*Your objective*:
Quote the lines below from the one containing "Output a JSON" to the final line, both ends included; exclude the pictures.

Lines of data
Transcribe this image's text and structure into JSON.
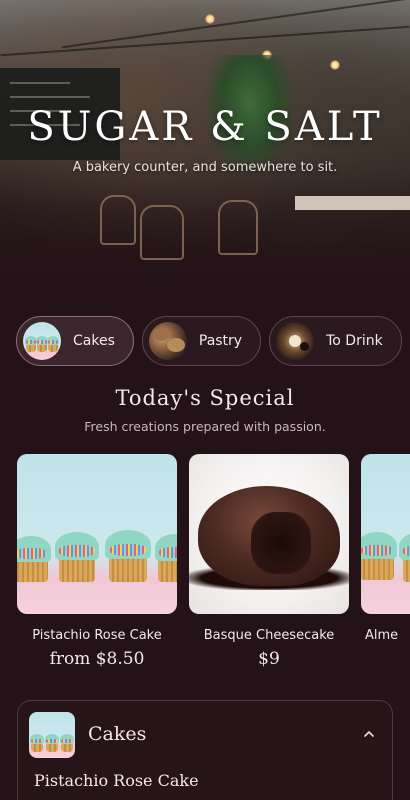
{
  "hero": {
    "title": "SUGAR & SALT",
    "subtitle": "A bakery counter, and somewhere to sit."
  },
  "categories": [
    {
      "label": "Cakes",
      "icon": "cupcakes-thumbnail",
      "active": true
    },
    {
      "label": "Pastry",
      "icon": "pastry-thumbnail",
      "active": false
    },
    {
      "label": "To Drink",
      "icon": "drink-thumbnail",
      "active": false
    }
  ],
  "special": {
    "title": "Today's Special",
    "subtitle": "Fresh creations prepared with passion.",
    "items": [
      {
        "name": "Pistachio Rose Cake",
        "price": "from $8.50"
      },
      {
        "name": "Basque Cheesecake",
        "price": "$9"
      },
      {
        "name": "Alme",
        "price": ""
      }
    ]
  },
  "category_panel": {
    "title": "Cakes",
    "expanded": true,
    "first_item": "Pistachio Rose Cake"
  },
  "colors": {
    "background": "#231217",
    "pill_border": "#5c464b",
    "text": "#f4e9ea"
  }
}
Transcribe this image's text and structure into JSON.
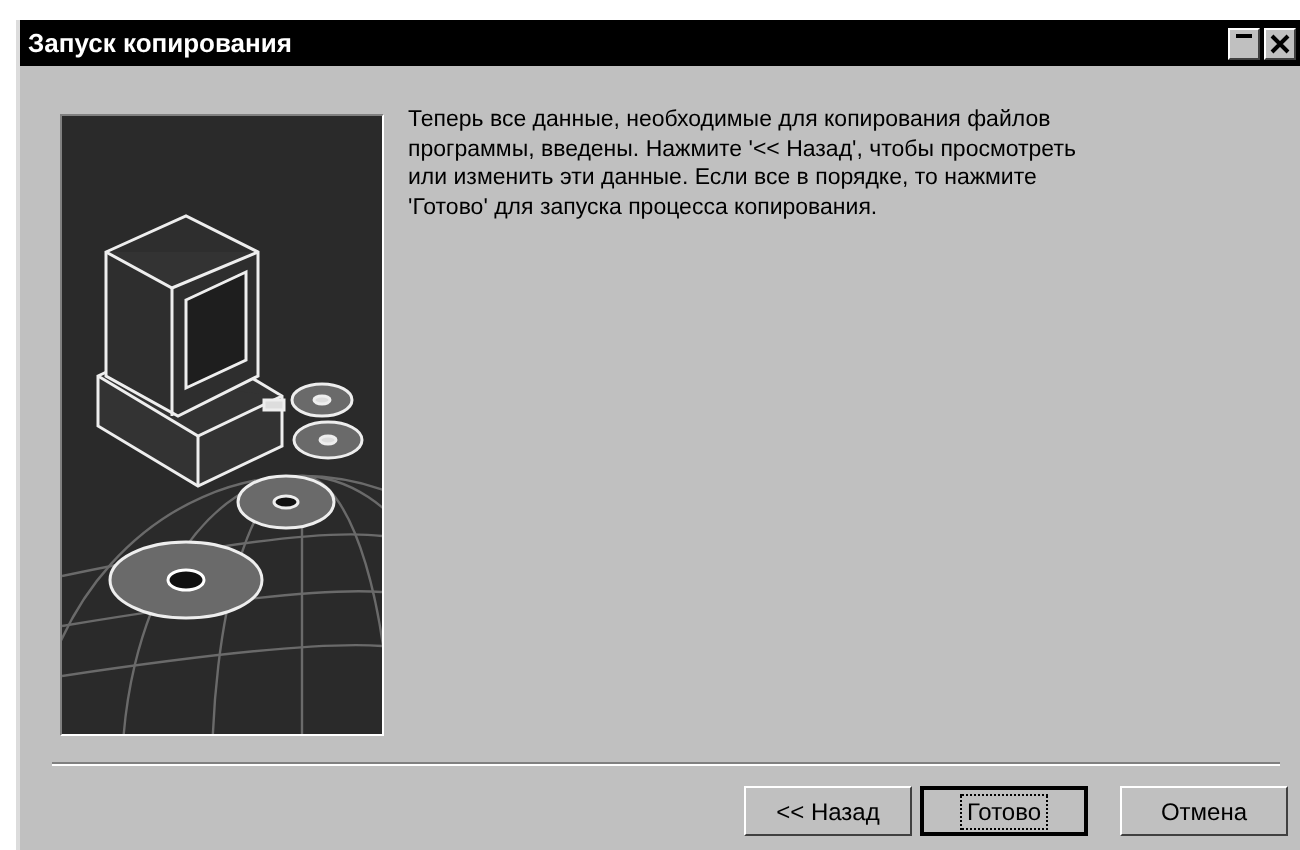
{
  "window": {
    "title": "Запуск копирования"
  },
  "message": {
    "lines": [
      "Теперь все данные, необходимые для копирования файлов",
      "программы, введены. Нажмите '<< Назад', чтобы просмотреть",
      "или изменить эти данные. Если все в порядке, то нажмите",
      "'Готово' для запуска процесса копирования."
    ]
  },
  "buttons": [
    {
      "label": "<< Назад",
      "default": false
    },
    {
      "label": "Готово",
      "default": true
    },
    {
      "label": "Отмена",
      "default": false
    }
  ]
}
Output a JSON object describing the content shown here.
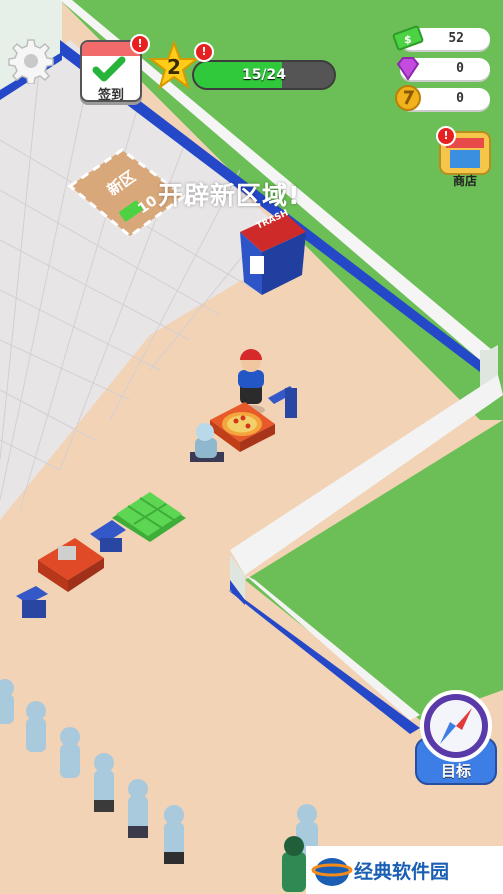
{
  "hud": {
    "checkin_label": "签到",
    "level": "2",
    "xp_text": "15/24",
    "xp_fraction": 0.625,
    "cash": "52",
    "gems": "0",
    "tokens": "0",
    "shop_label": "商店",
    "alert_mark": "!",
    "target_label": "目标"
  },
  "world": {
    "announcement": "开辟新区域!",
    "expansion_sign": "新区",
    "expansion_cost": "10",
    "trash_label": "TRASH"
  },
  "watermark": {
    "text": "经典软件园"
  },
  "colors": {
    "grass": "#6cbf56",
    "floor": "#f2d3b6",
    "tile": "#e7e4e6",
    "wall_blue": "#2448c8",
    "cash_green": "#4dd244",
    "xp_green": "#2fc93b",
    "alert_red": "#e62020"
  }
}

*Response to the exercise*:
Output a JSON object describing the content shown here.
{
  "hud": {
    "checkin_label": "签到",
    "level": "2",
    "xp_text": "15/24",
    "xp_fraction": 0.625,
    "cash": "52",
    "gems": "0",
    "tokens": "0",
    "shop_label": "商店",
    "alert_mark": "!",
    "target_label": "目标"
  },
  "world": {
    "announcement": "开辟新区域!",
    "expansion_sign": "新区",
    "expansion_cost": "10",
    "trash_label": "TRASH"
  },
  "watermark": {
    "text": "经典软件园"
  },
  "colors": {
    "grass": "#6cbf56",
    "floor": "#f2d3b6",
    "tile": "#e7e4e6",
    "wall_blue": "#2448c8",
    "cash_green": "#4dd244",
    "xp_green": "#2fc93b",
    "alert_red": "#e62020"
  }
}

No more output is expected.